**Information shown**
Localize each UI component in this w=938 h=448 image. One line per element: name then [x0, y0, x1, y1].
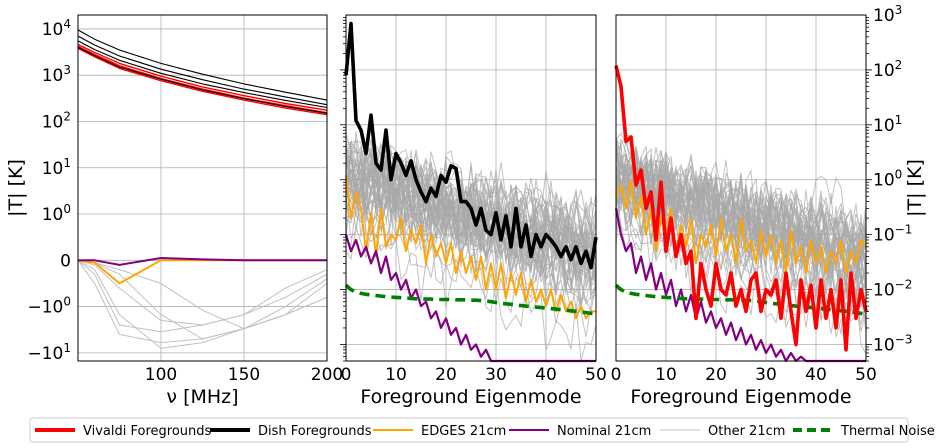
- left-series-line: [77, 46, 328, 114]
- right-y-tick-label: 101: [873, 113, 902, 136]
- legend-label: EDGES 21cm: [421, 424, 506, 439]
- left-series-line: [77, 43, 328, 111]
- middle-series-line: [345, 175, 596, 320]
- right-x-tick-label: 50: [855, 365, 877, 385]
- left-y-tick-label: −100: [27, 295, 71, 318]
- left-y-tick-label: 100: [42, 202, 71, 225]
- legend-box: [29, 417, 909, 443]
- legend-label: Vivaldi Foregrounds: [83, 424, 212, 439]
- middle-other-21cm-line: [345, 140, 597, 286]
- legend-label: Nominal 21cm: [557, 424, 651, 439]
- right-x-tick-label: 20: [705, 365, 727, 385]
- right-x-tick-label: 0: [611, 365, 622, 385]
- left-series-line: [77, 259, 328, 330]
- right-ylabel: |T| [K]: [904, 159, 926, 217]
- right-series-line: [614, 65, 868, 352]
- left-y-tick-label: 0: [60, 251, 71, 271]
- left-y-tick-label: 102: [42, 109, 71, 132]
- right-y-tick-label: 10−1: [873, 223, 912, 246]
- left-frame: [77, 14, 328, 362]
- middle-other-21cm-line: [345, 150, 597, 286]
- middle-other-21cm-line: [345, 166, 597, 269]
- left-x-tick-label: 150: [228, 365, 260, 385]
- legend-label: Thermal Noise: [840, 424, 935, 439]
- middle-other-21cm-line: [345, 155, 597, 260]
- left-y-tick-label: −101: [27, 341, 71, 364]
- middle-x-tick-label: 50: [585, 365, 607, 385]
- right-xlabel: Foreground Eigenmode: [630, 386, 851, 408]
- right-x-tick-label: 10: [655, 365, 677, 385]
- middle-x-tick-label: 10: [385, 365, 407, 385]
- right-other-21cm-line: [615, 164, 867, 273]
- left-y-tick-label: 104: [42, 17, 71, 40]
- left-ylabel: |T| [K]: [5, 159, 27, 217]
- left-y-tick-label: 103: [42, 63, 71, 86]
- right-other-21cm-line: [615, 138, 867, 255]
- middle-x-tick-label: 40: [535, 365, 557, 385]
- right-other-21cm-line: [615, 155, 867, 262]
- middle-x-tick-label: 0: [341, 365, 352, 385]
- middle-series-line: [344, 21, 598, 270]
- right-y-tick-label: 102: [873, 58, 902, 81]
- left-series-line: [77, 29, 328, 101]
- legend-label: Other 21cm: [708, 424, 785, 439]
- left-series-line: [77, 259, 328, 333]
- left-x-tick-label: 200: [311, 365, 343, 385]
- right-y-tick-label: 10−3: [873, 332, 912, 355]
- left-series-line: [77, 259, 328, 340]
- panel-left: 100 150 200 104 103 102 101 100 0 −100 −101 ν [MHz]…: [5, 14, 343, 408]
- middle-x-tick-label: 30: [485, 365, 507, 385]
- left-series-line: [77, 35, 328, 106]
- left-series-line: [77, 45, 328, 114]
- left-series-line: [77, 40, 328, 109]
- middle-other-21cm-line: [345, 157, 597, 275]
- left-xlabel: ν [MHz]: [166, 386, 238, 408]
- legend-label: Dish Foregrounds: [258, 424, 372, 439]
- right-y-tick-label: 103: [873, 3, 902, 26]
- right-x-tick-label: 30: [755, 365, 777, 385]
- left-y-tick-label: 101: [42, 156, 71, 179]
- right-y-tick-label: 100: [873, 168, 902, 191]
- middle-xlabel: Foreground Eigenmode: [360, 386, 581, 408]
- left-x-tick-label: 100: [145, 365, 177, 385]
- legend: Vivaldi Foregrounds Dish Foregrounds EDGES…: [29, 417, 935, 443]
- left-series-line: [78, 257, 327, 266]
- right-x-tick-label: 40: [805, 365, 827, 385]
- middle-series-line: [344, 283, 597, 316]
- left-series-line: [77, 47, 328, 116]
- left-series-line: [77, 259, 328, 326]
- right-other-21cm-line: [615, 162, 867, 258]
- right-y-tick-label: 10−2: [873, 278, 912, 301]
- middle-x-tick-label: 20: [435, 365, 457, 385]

**The problem**
Repeat all of the records above word for word, without the pictures.

**The response**
Localize each UI component in this w=938 h=448 image. One line per element: name then [x0, y0, x1, y1].
- left-series-line: [77, 46, 328, 114]
- right-y-tick-label: 101: [873, 113, 902, 136]
- legend-label: EDGES 21cm: [421, 424, 506, 439]
- left-series-line: [77, 43, 328, 111]
- middle-series-line: [345, 175, 596, 320]
- right-x-tick-label: 50: [855, 365, 877, 385]
- left-y-tick-label: −100: [27, 295, 71, 318]
- left-y-tick-label: 100: [42, 202, 71, 225]
- legend-box: [29, 417, 909, 443]
- legend-label: Vivaldi Foregrounds: [83, 424, 212, 439]
- middle-other-21cm-line: [345, 140, 597, 286]
- legend-label: Nominal 21cm: [557, 424, 651, 439]
- right-x-tick-label: 20: [705, 365, 727, 385]
- right-x-tick-label: 0: [611, 365, 622, 385]
- left-series-line: [77, 259, 328, 330]
- right-ylabel: |T| [K]: [904, 159, 926, 217]
- right-series-line: [614, 65, 868, 352]
- left-y-tick-label: 0: [60, 251, 71, 271]
- left-y-tick-label: 102: [42, 109, 71, 132]
- right-y-tick-label: 10−1: [873, 223, 912, 246]
- left-frame: [77, 14, 328, 362]
- middle-other-21cm-line: [345, 150, 597, 286]
- middle-other-21cm-line: [345, 166, 597, 269]
- left-x-tick-label: 150: [228, 365, 260, 385]
- legend-label: Thermal Noise: [840, 424, 935, 439]
- middle-other-21cm-line: [345, 155, 597, 260]
- left-y-tick-label: −101: [27, 341, 71, 364]
- middle-x-tick-label: 50: [585, 365, 607, 385]
- right-xlabel: Foreground Eigenmode: [630, 386, 851, 408]
- right-x-tick-label: 10: [655, 365, 677, 385]
- middle-x-tick-label: 10: [385, 365, 407, 385]
- right-other-21cm-line: [615, 164, 867, 273]
- left-y-tick-label: 104: [42, 17, 71, 40]
- left-ylabel: |T| [K]: [5, 159, 27, 217]
- left-y-tick-label: 103: [42, 63, 71, 86]
- right-other-21cm-line: [615, 138, 867, 255]
- middle-x-tick-label: 40: [535, 365, 557, 385]
- right-other-21cm-line: [615, 155, 867, 262]
- middle-x-tick-label: 0: [341, 365, 352, 385]
- middle-series-line: [344, 21, 598, 270]
- right-y-tick-label: 102: [873, 58, 902, 81]
- left-series-line: [77, 29, 328, 101]
- legend-label: Other 21cm: [708, 424, 785, 439]
- left-series-line: [77, 259, 328, 333]
- left-x-tick-label: 200: [311, 365, 343, 385]
- right-y-tick-label: 10−3: [873, 332, 912, 355]
- left-series-line: [77, 259, 328, 340]
- panel-left: 100 150 200 104 103 102 101 100 0 −100 −101 ν [MHz]…: [5, 14, 343, 408]
- middle-x-tick-label: 30: [485, 365, 507, 385]
- left-series-line: [77, 35, 328, 106]
- left-series-line: [77, 45, 328, 114]
- left-series-line: [77, 40, 328, 109]
- middle-other-21cm-line: [345, 157, 597, 275]
- left-xlabel: ν [MHz]: [166, 386, 238, 408]
- legend-label: Dish Foregrounds: [258, 424, 372, 439]
- right-y-tick-label: 103: [873, 3, 902, 26]
- right-x-tick-label: 30: [755, 365, 777, 385]
- left-y-tick-label: 101: [42, 156, 71, 179]
- right-y-tick-label: 100: [873, 168, 902, 191]
- middle-xlabel: Foreground Eigenmode: [360, 386, 581, 408]
- left-x-tick-label: 100: [145, 365, 177, 385]
- legend: Vivaldi Foregrounds Dish Foregrounds EDGES…: [29, 417, 935, 443]
- left-series-line: [78, 257, 327, 266]
- right-x-tick-label: 40: [805, 365, 827, 385]
- middle-series-line: [344, 283, 597, 316]
- left-series-line: [77, 47, 328, 116]
- left-series-line: [77, 259, 328, 326]
- right-other-21cm-line: [615, 162, 867, 258]
- right-y-tick-label: 10−2: [873, 278, 912, 301]
- middle-x-tick-label: 20: [435, 365, 457, 385]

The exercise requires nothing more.